Work instructions: Omit every picture and return the rest of the data unaltered.

-- -- --

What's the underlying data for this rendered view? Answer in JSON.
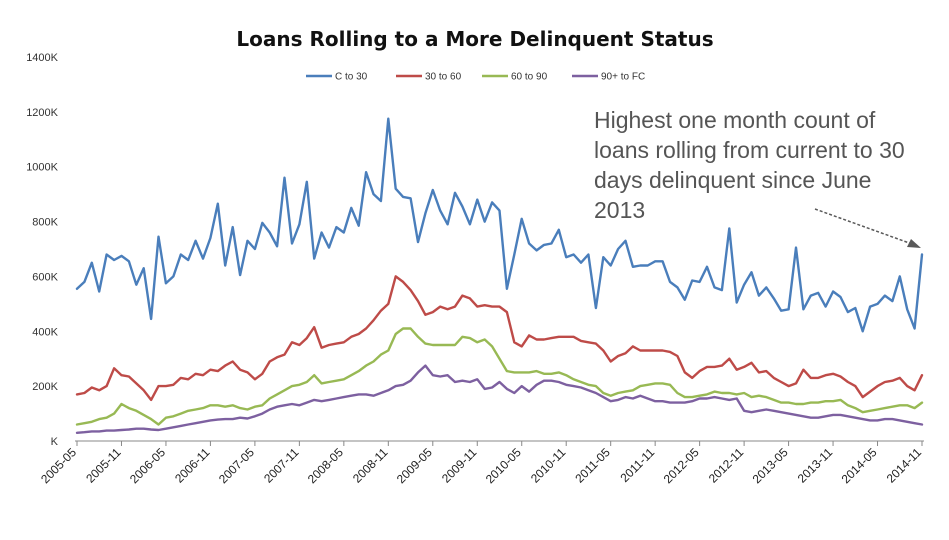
{
  "chart_data": {
    "type": "line",
    "title": "Loans Rolling to a More Delinquent Status",
    "xlabel": "",
    "ylabel": "",
    "ylim": [
      0,
      1400
    ],
    "y_unit": "K",
    "y_ticks": [
      "K",
      "200K",
      "400K",
      "600K",
      "800K",
      "1000K",
      "1200K",
      "1400K"
    ],
    "y_tick_values": [
      0,
      200,
      400,
      600,
      800,
      1000,
      1200,
      1400
    ],
    "grid": false,
    "legend_position": "top",
    "x_tick_labels": [
      "2005-05",
      "2005-11",
      "2006-05",
      "2006-11",
      "2007-05",
      "2007-11",
      "2008-05",
      "2008-11",
      "2009-05",
      "2009-11",
      "2010-05",
      "2010-11",
      "2011-05",
      "2011-11",
      "2012-05",
      "2012-11",
      "2013-05",
      "2013-11",
      "2014-05",
      "2014-11"
    ],
    "x_start": "2005-05",
    "x_end": "2014-11",
    "series": [
      {
        "name": "C to 30",
        "color": "#4a7ebb",
        "values": [
          555,
          580,
          650,
          545,
          680,
          660,
          675,
          655,
          570,
          630,
          445,
          745,
          575,
          600,
          680,
          660,
          730,
          665,
          740,
          865,
          640,
          780,
          605,
          730,
          700,
          795,
          760,
          710,
          960,
          720,
          790,
          945,
          665,
          760,
          705,
          780,
          760,
          850,
          785,
          980,
          900,
          875,
          1175,
          920,
          890,
          885,
          725,
          830,
          915,
          840,
          790,
          905,
          855,
          790,
          880,
          800,
          870,
          840,
          555,
          680,
          810,
          720,
          695,
          715,
          720,
          770,
          670,
          680,
          650,
          680,
          485,
          670,
          640,
          700,
          730,
          635,
          640,
          640,
          655,
          655,
          580,
          560,
          515,
          585,
          580,
          635,
          560,
          550,
          775,
          505,
          570,
          615,
          530,
          560,
          520,
          475,
          480,
          705,
          480,
          530,
          540,
          490,
          545,
          525,
          470,
          485,
          400,
          490,
          500,
          530,
          510,
          600,
          480,
          410,
          680
        ],
        "label": "C to 30"
      },
      {
        "name": "30 to 60",
        "color": "#be4b48",
        "values": [
          170,
          175,
          195,
          185,
          200,
          265,
          240,
          235,
          210,
          185,
          150,
          200,
          200,
          205,
          230,
          225,
          245,
          240,
          260,
          255,
          275,
          290,
          260,
          250,
          225,
          245,
          290,
          305,
          315,
          360,
          350,
          375,
          415,
          340,
          350,
          355,
          360,
          380,
          390,
          410,
          440,
          475,
          500,
          600,
          580,
          550,
          510,
          460,
          470,
          490,
          480,
          490,
          530,
          520,
          490,
          495,
          490,
          490,
          470,
          360,
          345,
          385,
          370,
          370,
          375,
          380,
          380,
          380,
          365,
          360,
          355,
          330,
          290,
          310,
          320,
          345,
          330,
          330,
          330,
          330,
          325,
          310,
          250,
          230,
          255,
          270,
          270,
          275,
          300,
          260,
          270,
          285,
          250,
          255,
          230,
          215,
          200,
          210,
          260,
          230,
          230,
          240,
          245,
          235,
          215,
          200,
          160,
          180,
          200,
          215,
          220,
          230,
          200,
          185,
          240
        ],
        "label": "30 to 60"
      },
      {
        "name": "60 to 90",
        "color": "#98b954",
        "values": [
          60,
          65,
          70,
          80,
          85,
          100,
          135,
          120,
          110,
          95,
          80,
          60,
          85,
          90,
          100,
          110,
          115,
          120,
          130,
          130,
          125,
          130,
          120,
          115,
          125,
          130,
          155,
          170,
          185,
          200,
          205,
          215,
          240,
          210,
          215,
          220,
          225,
          240,
          255,
          275,
          290,
          315,
          330,
          390,
          410,
          410,
          380,
          355,
          350,
          350,
          350,
          350,
          380,
          375,
          360,
          370,
          345,
          300,
          255,
          250,
          250,
          250,
          255,
          245,
          245,
          250,
          240,
          225,
          215,
          205,
          200,
          175,
          165,
          175,
          180,
          185,
          200,
          205,
          210,
          210,
          205,
          175,
          160,
          160,
          165,
          170,
          180,
          175,
          175,
          170,
          175,
          160,
          165,
          160,
          150,
          140,
          140,
          135,
          135,
          140,
          140,
          145,
          145,
          150,
          130,
          120,
          105,
          110,
          115,
          120,
          125,
          130,
          130,
          120,
          140
        ],
        "label": "60 to 90"
      },
      {
        "name": "90+ to FC",
        "color": "#7d60a0",
        "values": [
          30,
          32,
          35,
          35,
          38,
          38,
          40,
          42,
          45,
          45,
          42,
          40,
          45,
          50,
          55,
          60,
          65,
          70,
          75,
          78,
          80,
          80,
          85,
          82,
          90,
          100,
          115,
          125,
          130,
          135,
          130,
          140,
          150,
          145,
          150,
          155,
          160,
          165,
          170,
          170,
          165,
          175,
          185,
          200,
          205,
          220,
          250,
          275,
          240,
          235,
          240,
          215,
          220,
          215,
          225,
          190,
          195,
          215,
          190,
          175,
          200,
          180,
          205,
          220,
          220,
          215,
          205,
          200,
          195,
          185,
          175,
          160,
          145,
          150,
          160,
          155,
          165,
          155,
          145,
          145,
          140,
          140,
          140,
          145,
          155,
          155,
          160,
          155,
          150,
          155,
          110,
          105,
          110,
          115,
          110,
          105,
          100,
          95,
          90,
          85,
          85,
          90,
          95,
          95,
          90,
          85,
          80,
          75,
          75,
          80,
          80,
          75,
          70,
          65,
          60
        ],
        "label": "90+ to FC"
      }
    ],
    "annotation": {
      "line1": "Highest one month count of",
      "line2": "loans rolling from current to 30",
      "line3": "days delinquent since June",
      "line4": "2013"
    }
  }
}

-- -- --

Written solution:
What's the underlying data for this rendered view? Answer in JSON.
{
  "chart_data": {
    "type": "line",
    "title": "Loans Rolling to a More Delinquent Status",
    "xlabel": "",
    "ylabel": "",
    "ylim": [
      0,
      1400
    ],
    "y_unit": "K",
    "y_ticks": [
      "K",
      "200K",
      "400K",
      "600K",
      "800K",
      "1000K",
      "1200K",
      "1400K"
    ],
    "y_tick_values": [
      0,
      200,
      400,
      600,
      800,
      1000,
      1200,
      1400
    ],
    "grid": false,
    "legend_position": "top",
    "x_tick_labels": [
      "2005-05",
      "2005-11",
      "2006-05",
      "2006-11",
      "2007-05",
      "2007-11",
      "2008-05",
      "2008-11",
      "2009-05",
      "2009-11",
      "2010-05",
      "2010-11",
      "2011-05",
      "2011-11",
      "2012-05",
      "2012-11",
      "2013-05",
      "2013-11",
      "2014-05",
      "2014-11"
    ],
    "x_start": "2005-05",
    "x_end": "2014-11",
    "series": [
      {
        "name": "C to 30",
        "color": "#4a7ebb",
        "values": [
          555,
          580,
          650,
          545,
          680,
          660,
          675,
          655,
          570,
          630,
          445,
          745,
          575,
          600,
          680,
          660,
          730,
          665,
          740,
          865,
          640,
          780,
          605,
          730,
          700,
          795,
          760,
          710,
          960,
          720,
          790,
          945,
          665,
          760,
          705,
          780,
          760,
          850,
          785,
          980,
          900,
          875,
          1175,
          920,
          890,
          885,
          725,
          830,
          915,
          840,
          790,
          905,
          855,
          790,
          880,
          800,
          870,
          840,
          555,
          680,
          810,
          720,
          695,
          715,
          720,
          770,
          670,
          680,
          650,
          680,
          485,
          670,
          640,
          700,
          730,
          635,
          640,
          640,
          655,
          655,
          580,
          560,
          515,
          585,
          580,
          635,
          560,
          550,
          775,
          505,
          570,
          615,
          530,
          560,
          520,
          475,
          480,
          705,
          480,
          530,
          540,
          490,
          545,
          525,
          470,
          485,
          400,
          490,
          500,
          530,
          510,
          600,
          480,
          410,
          680
        ],
        "label": "C to 30"
      },
      {
        "name": "30 to 60",
        "color": "#be4b48",
        "values": [
          170,
          175,
          195,
          185,
          200,
          265,
          240,
          235,
          210,
          185,
          150,
          200,
          200,
          205,
          230,
          225,
          245,
          240,
          260,
          255,
          275,
          290,
          260,
          250,
          225,
          245,
          290,
          305,
          315,
          360,
          350,
          375,
          415,
          340,
          350,
          355,
          360,
          380,
          390,
          410,
          440,
          475,
          500,
          600,
          580,
          550,
          510,
          460,
          470,
          490,
          480,
          490,
          530,
          520,
          490,
          495,
          490,
          490,
          470,
          360,
          345,
          385,
          370,
          370,
          375,
          380,
          380,
          380,
          365,
          360,
          355,
          330,
          290,
          310,
          320,
          345,
          330,
          330,
          330,
          330,
          325,
          310,
          250,
          230,
          255,
          270,
          270,
          275,
          300,
          260,
          270,
          285,
          250,
          255,
          230,
          215,
          200,
          210,
          260,
          230,
          230,
          240,
          245,
          235,
          215,
          200,
          160,
          180,
          200,
          215,
          220,
          230,
          200,
          185,
          240
        ],
        "label": "30 to 60"
      },
      {
        "name": "60 to 90",
        "color": "#98b954",
        "values": [
          60,
          65,
          70,
          80,
          85,
          100,
          135,
          120,
          110,
          95,
          80,
          60,
          85,
          90,
          100,
          110,
          115,
          120,
          130,
          130,
          125,
          130,
          120,
          115,
          125,
          130,
          155,
          170,
          185,
          200,
          205,
          215,
          240,
          210,
          215,
          220,
          225,
          240,
          255,
          275,
          290,
          315,
          330,
          390,
          410,
          410,
          380,
          355,
          350,
          350,
          350,
          350,
          380,
          375,
          360,
          370,
          345,
          300,
          255,
          250,
          250,
          250,
          255,
          245,
          245,
          250,
          240,
          225,
          215,
          205,
          200,
          175,
          165,
          175,
          180,
          185,
          200,
          205,
          210,
          210,
          205,
          175,
          160,
          160,
          165,
          170,
          180,
          175,
          175,
          170,
          175,
          160,
          165,
          160,
          150,
          140,
          140,
          135,
          135,
          140,
          140,
          145,
          145,
          150,
          130,
          120,
          105,
          110,
          115,
          120,
          125,
          130,
          130,
          120,
          140
        ],
        "label": "60 to 90"
      },
      {
        "name": "90+ to FC",
        "color": "#7d60a0",
        "values": [
          30,
          32,
          35,
          35,
          38,
          38,
          40,
          42,
          45,
          45,
          42,
          40,
          45,
          50,
          55,
          60,
          65,
          70,
          75,
          78,
          80,
          80,
          85,
          82,
          90,
          100,
          115,
          125,
          130,
          135,
          130,
          140,
          150,
          145,
          150,
          155,
          160,
          165,
          170,
          170,
          165,
          175,
          185,
          200,
          205,
          220,
          250,
          275,
          240,
          235,
          240,
          215,
          220,
          215,
          225,
          190,
          195,
          215,
          190,
          175,
          200,
          180,
          205,
          220,
          220,
          215,
          205,
          200,
          195,
          185,
          175,
          160,
          145,
          150,
          160,
          155,
          165,
          155,
          145,
          145,
          140,
          140,
          140,
          145,
          155,
          155,
          160,
          155,
          150,
          155,
          110,
          105,
          110,
          115,
          110,
          105,
          100,
          95,
          90,
          85,
          85,
          90,
          95,
          95,
          90,
          85,
          80,
          75,
          75,
          80,
          80,
          75,
          70,
          65,
          60
        ],
        "label": "90+ to FC"
      }
    ],
    "annotation": {
      "line1": "Highest one month count of",
      "line2": "loans rolling from current to 30",
      "line3": "days delinquent since June",
      "line4": "2013"
    }
  }
}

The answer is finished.